Extract all lines from the data beneath that include the word "this".
+++ DATASET RECORDS
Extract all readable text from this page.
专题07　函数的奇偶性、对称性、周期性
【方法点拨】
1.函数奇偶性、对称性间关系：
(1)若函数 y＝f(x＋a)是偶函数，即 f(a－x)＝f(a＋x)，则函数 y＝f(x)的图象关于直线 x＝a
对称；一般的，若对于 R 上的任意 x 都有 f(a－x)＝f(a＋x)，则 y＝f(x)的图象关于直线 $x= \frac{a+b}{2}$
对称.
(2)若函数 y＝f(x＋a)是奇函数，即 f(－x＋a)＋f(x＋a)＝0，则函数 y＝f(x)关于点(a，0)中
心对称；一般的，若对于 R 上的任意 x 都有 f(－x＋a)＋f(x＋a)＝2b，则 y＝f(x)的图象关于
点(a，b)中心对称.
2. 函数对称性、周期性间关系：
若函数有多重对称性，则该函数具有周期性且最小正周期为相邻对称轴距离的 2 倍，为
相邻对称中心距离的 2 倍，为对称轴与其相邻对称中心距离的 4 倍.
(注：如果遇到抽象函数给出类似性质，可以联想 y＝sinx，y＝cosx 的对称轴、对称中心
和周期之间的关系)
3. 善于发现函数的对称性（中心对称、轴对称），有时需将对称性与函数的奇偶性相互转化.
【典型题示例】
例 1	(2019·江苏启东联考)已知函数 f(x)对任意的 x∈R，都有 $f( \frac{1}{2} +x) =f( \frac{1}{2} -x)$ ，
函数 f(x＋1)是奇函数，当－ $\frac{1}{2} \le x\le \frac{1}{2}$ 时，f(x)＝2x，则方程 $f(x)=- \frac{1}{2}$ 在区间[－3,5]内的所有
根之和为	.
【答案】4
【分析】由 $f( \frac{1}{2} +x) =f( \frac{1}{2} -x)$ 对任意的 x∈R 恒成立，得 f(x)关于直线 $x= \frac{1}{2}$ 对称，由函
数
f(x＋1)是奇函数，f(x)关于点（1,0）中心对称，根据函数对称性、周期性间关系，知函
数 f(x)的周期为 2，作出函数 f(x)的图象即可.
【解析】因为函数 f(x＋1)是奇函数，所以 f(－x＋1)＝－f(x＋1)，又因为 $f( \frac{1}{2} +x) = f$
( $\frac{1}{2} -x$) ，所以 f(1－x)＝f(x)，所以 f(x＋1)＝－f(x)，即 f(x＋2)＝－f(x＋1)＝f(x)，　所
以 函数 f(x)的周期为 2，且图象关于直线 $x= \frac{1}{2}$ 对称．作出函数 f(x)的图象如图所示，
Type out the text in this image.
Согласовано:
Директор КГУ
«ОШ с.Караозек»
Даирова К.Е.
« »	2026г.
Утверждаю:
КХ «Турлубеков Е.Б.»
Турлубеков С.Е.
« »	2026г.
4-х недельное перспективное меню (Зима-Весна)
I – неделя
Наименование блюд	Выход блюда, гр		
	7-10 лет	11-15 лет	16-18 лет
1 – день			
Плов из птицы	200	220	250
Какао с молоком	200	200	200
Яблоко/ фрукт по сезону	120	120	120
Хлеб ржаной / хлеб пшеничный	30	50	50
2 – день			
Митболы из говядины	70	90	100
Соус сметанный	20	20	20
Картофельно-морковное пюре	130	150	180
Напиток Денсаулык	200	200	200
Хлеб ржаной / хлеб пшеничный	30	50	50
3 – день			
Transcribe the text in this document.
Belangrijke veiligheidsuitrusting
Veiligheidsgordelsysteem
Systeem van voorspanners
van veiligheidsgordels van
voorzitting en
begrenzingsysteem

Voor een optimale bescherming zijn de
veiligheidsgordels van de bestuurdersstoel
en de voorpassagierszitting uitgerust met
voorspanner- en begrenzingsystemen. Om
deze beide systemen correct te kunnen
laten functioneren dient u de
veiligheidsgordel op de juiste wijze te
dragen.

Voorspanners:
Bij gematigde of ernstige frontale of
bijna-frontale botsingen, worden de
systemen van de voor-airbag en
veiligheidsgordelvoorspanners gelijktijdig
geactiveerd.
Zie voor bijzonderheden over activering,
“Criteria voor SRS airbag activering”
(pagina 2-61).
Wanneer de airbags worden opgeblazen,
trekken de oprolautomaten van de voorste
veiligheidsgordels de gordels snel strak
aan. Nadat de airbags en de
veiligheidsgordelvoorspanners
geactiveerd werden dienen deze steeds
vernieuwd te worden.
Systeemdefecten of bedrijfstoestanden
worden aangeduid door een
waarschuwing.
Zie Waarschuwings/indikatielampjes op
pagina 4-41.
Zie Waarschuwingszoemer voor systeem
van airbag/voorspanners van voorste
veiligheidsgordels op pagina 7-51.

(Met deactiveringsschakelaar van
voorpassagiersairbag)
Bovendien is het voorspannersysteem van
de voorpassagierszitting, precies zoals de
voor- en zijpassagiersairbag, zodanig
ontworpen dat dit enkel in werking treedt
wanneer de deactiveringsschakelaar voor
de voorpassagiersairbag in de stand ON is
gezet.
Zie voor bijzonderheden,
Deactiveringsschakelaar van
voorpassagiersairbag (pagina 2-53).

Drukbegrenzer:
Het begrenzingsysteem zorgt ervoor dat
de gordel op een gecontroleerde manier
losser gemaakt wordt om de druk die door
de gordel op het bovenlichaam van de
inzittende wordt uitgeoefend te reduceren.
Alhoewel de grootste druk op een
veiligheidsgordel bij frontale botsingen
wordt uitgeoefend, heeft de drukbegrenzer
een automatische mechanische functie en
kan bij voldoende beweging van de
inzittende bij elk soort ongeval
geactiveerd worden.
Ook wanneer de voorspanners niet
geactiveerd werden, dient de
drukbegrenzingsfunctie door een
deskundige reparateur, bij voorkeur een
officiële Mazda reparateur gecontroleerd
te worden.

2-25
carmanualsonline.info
++++++
**THE COMPLETED TASK**
Extract all readable text from this page.
Type out the text in this image.
Transcribe the text in this document.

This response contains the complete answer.